INSTRUCTIONS FOR THE TASK — Quote the listing below in full and exactly as written, but omit every picture.

RECORDED INFORMATION —
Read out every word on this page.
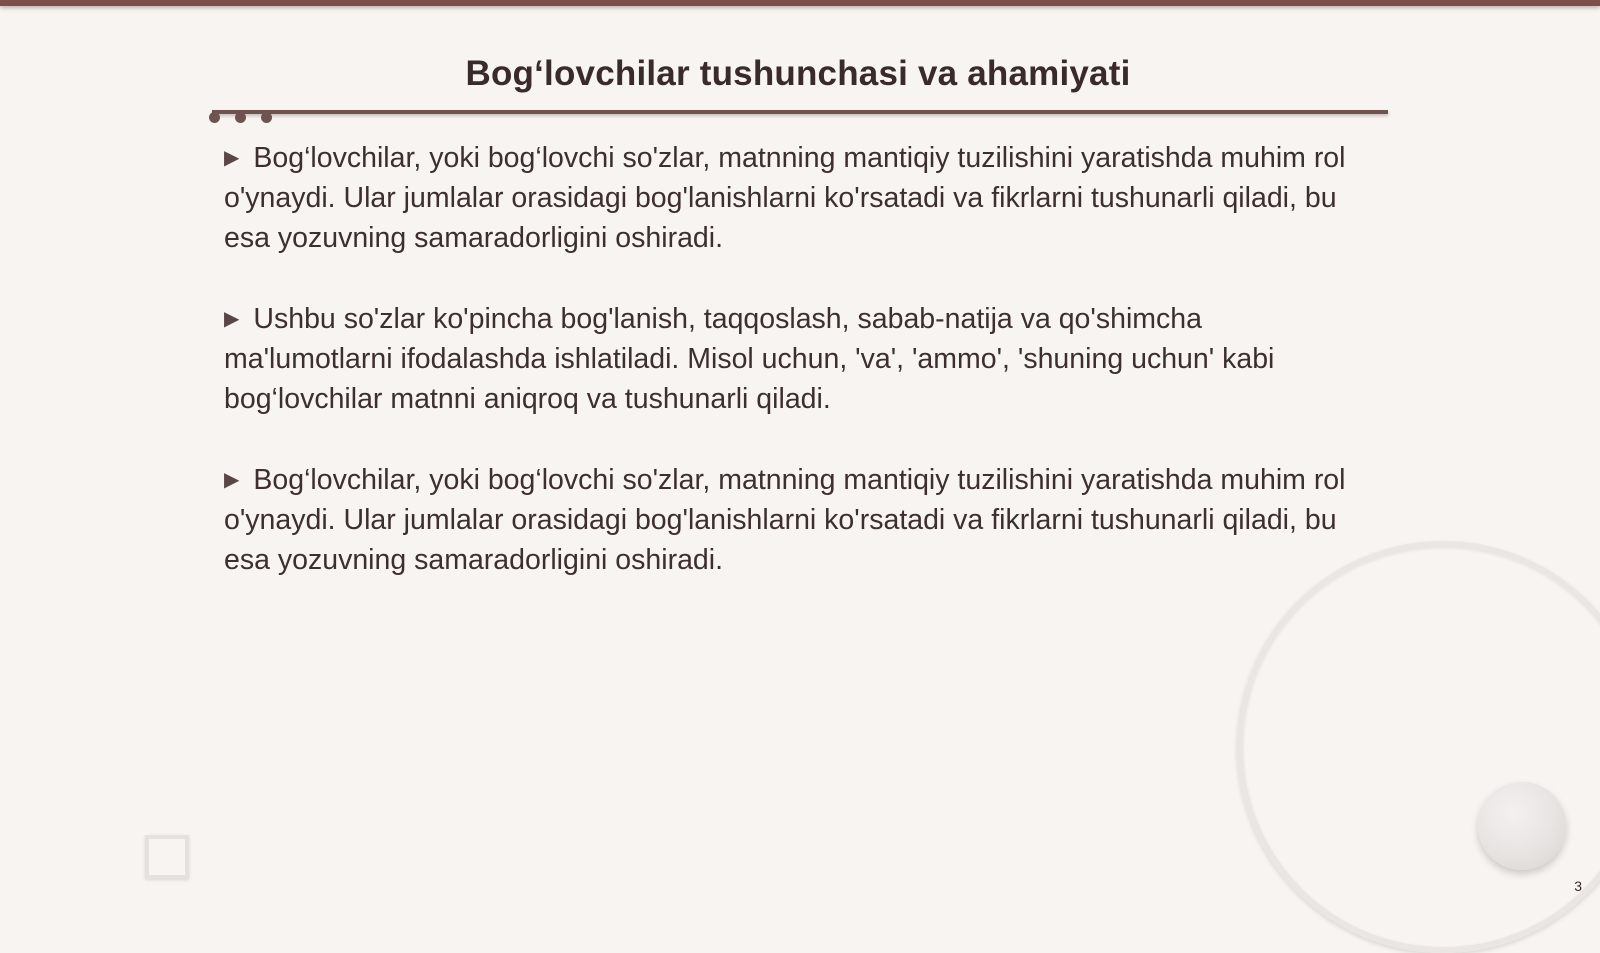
Bog‘lovchilar tushunchasi va ahamiyati

▶ Bog‘lovchilar, yoki bog‘lovchi so'zlar, matnning mantiqiy tuzilishini yaratishda muhim rol o'ynaydi. Ular jumlalar orasidagi bog'lanishlarni ko'rsatadi va fikrlarni tushunarli qiladi, bu esa yozuvning samaradorligini oshiradi.

▶ Ushbu so'zlar ko'pincha bog'lanish, taqqoslash, sabab-natija va qo'shimcha ma'lumotlarni ifodalashda ishlatiladi. Misol uchun, 'va', 'ammo', 'shuning uchun' kabi bog‘lovchilar matnni aniqroq va tushunarli qiladi.

▶ Bog‘lovchilar, yoki bog‘lovchi so'zlar, matnning mantiqiy tuzilishini yaratishda muhim rol o'ynaydi. Ular jumlalar orasidagi bog'lanishlarni ko'rsatadi va fikrlarni tushunarli qiladi, bu esa yozuvning samaradorligini oshiradi.

3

RESPONSE TO THE TASK —
Read out every word on this page.
Bog‘lovchilar tushunchasi va ahamiyati

▶ Bog‘lovchilar, yoki bog‘lovchi so'zlar, matnning mantiqiy tuzilishini yaratishda muhim rol o'ynaydi. Ular jumlalar orasidagi bog'lanishlarni ko'rsatadi va fikrlarni tushunarli qiladi, bu esa yozuvning samaradorligini oshiradi.

▶ Ushbu so'zlar ko'pincha bog'lanish, taqqoslash, sabab-natija va qo'shimcha ma'lumotlarni ifodalashda ishlatiladi. Misol uchun, 'va', 'ammo', 'shuning uchun' kabi bog‘lovchilar matnni aniqroq va tushunarli qiladi.

▶ Bog‘lovchilar, yoki bog‘lovchi so'zlar, matnning mantiqiy tuzilishini yaratishda muhim rol o'ynaydi. Ular jumlalar orasidagi bog'lanishlarni ko'rsatadi va fikrlarni tushunarli qiladi, bu esa yozuvning samaradorligini oshiradi.

3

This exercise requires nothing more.